● DATASET CONTENT:
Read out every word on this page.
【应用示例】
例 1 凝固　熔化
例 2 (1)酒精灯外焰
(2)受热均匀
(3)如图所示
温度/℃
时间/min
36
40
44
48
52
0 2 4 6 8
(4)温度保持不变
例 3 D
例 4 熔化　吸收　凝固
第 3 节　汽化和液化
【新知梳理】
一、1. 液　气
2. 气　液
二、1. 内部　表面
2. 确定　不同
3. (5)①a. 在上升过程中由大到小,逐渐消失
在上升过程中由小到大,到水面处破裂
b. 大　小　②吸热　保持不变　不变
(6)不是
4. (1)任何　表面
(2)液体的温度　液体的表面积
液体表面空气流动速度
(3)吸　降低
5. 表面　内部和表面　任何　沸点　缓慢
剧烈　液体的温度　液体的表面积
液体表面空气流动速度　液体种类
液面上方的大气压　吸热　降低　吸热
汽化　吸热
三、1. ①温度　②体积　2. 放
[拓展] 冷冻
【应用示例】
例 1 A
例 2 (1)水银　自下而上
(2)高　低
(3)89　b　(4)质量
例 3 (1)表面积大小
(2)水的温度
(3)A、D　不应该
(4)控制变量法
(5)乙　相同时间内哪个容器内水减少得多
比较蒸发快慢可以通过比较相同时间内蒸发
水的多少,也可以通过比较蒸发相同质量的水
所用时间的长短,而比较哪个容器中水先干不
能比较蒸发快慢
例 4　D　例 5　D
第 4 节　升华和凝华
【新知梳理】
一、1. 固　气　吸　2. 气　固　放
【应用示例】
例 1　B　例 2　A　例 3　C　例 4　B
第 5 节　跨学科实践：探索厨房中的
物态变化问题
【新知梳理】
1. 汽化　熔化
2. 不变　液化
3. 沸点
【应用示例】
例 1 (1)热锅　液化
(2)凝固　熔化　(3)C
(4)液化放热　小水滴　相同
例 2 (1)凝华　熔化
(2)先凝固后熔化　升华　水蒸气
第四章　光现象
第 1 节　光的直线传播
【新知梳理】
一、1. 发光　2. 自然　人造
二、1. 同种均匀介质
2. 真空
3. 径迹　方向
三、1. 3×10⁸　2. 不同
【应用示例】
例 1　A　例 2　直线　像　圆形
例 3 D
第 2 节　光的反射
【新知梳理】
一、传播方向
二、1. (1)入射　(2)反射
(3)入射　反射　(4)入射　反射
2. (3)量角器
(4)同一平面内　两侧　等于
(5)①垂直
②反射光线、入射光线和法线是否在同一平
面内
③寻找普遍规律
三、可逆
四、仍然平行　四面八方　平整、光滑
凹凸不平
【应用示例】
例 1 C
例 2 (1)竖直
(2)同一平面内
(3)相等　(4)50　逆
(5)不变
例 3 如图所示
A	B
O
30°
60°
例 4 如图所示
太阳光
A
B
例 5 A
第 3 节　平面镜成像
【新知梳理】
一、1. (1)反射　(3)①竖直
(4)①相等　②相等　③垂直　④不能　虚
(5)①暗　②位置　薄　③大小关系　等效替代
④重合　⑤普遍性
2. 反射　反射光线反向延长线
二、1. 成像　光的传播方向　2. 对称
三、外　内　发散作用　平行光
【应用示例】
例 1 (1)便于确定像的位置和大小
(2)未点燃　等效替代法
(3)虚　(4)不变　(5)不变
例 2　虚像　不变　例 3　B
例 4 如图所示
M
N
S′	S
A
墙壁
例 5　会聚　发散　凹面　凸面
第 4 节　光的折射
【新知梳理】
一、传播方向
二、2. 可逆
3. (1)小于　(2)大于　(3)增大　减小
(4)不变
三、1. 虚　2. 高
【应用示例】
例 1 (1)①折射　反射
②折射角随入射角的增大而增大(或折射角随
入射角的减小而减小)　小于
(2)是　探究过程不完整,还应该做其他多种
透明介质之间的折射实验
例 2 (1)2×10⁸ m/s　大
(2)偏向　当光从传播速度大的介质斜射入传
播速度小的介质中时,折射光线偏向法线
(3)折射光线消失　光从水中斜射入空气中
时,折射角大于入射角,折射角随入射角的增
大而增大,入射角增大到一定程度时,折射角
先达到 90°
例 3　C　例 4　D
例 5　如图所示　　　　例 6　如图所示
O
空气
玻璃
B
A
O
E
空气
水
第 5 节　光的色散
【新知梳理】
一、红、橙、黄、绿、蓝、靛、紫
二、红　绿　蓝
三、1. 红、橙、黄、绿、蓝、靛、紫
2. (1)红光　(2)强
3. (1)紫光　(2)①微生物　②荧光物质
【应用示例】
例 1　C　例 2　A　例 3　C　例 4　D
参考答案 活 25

● REQUIRED TASK: Repeat the records above exactly as they appear.

● ANSWER TO THE EXERCISE:
Read out every word on this page.
【应用示例】
例 1 凝固　熔化
例 2 (1)酒精灯外焰
(2)受热均匀
(3)如图所示
温度/℃
时间/min
36
40
44
48
52
0 2 4 6 8
(4)温度保持不变
例 3 D
例 4 熔化　吸收　凝固
第 3 节　汽化和液化
【新知梳理】
一、1. 液　气
2. 气　液
二、1. 内部　表面
2. 确定　不同
3. (5)①a. 在上升过程中由大到小,逐渐消失
在上升过程中由小到大,到水面处破裂
b. 大　小　②吸热　保持不变　不变
(6)不是
4. (1)任何　表面
(2)液体的温度　液体的表面积
液体表面空气流动速度
(3)吸　降低
5. 表面　内部和表面　任何　沸点　缓慢
剧烈　液体的温度　液体的表面积
液体表面空气流动速度　液体种类
液面上方的大气压　吸热　降低　吸热
汽化　吸热
三、1. ①温度　②体积　2. 放
[拓展] 冷冻
【应用示例】
例 1 A
例 2 (1)水银　自下而上
(2)高　低
(3)89　b　(4)质量
例 3 (1)表面积大小
(2)水的温度
(3)A、D　不应该
(4)控制变量法
(5)乙　相同时间内哪个容器内水减少得多
比较蒸发快慢可以通过比较相同时间内蒸发
水的多少,也可以通过比较蒸发相同质量的水
所用时间的长短,而比较哪个容器中水先干不
能比较蒸发快慢
例 4　D　例 5　D
第 4 节　升华和凝华
【新知梳理】
一、1. 固　气　吸　2. 气　固　放
【应用示例】
例 1　B　例 2　A　例 3　C　例 4　B
第 5 节　跨学科实践：探索厨房中的
物态变化问题
【新知梳理】
1. 汽化　熔化
2. 不变　液化
3. 沸点
【应用示例】
例 1 (1)热锅　液化
(2)凝固　熔化　(3)C
(4)液化放热　小水滴　相同
例 2 (1)凝华　熔化
(2)先凝固后熔化　升华　水蒸气
第四章　光现象
第 1 节　光的直线传播
【新知梳理】
一、1. 发光　2. 自然　人造
二、1. 同种均匀介质
2. 真空
3. 径迹　方向
三、1. 3×10⁸　2. 不同
【应用示例】
例 1　A　例 2　直线　像　圆形
例 3 D
第 2 节　光的反射
【新知梳理】
一、传播方向
二、1. (1)入射　(2)反射
(3)入射　反射　(4)入射　反射
2. (3)量角器
(4)同一平面内　两侧　等于
(5)①垂直
②反射光线、入射光线和法线是否在同一平
面内
③寻找普遍规律
三、可逆
四、仍然平行　四面八方　平整、光滑
凹凸不平
【应用示例】
例 1 C
例 2 (1)竖直
(2)同一平面内
(3)相等　(4)50　逆
(5)不变
例 3 如图所示
A	B
O
30°
60°
例 4 如图所示
太阳光
A
B
例 5 A
第 3 节　平面镜成像
【新知梳理】
一、1. (1)反射　(3)①竖直
(4)①相等　②相等　③垂直　④不能　虚
(5)①暗　②位置　薄　③大小关系　等效替代
④重合　⑤普遍性
2. 反射　反射光线反向延长线
二、1. 成像　光的传播方向　2. 对称
三、外　内　发散作用　平行光
【应用示例】
例 1 (1)便于确定像的位置和大小
(2)未点燃　等效替代法
(3)虚　(4)不变　(5)不变
例 2　虚像　不变　例 3　B
例 4 如图所示
M
N
S′	S
A
墙壁
例 5　会聚　发散　凹面　凸面
第 4 节　光的折射
【新知梳理】
一、传播方向
二、2. 可逆
3. (1)小于　(2)大于　(3)增大　减小
(4)不变
三、1. 虚　2. 高
【应用示例】
例 1 (1)①折射　反射
②折射角随入射角的增大而增大(或折射角随
入射角的减小而减小)　小于
(2)是　探究过程不完整,还应该做其他多种
透明介质之间的折射实验
例 2 (1)2×10⁸ m/s　大
(2)偏向　当光从传播速度大的介质斜射入传
播速度小的介质中时,折射光线偏向法线
(3)折射光线消失　光从水中斜射入空气中
时,折射角大于入射角,折射角随入射角的增
大而增大,入射角增大到一定程度时,折射角
先达到 90°
例 3　C　例 4　D
例 5　如图所示　　　　例 6　如图所示
O
空气
玻璃
B
A
O
E
空气
水
第 5 节　光的色散
【新知梳理】
一、红、橙、黄、绿、蓝、靛、紫
二、红　绿　蓝
三、1. 红、橙、黄、绿、蓝、靛、紫
2. (1)红光　(2)强
3. (1)紫光　(2)①微生物　②荧光物质
【应用示例】
例 1　C　例 2　A　例 3　C　例 4　D
参考答案 活 25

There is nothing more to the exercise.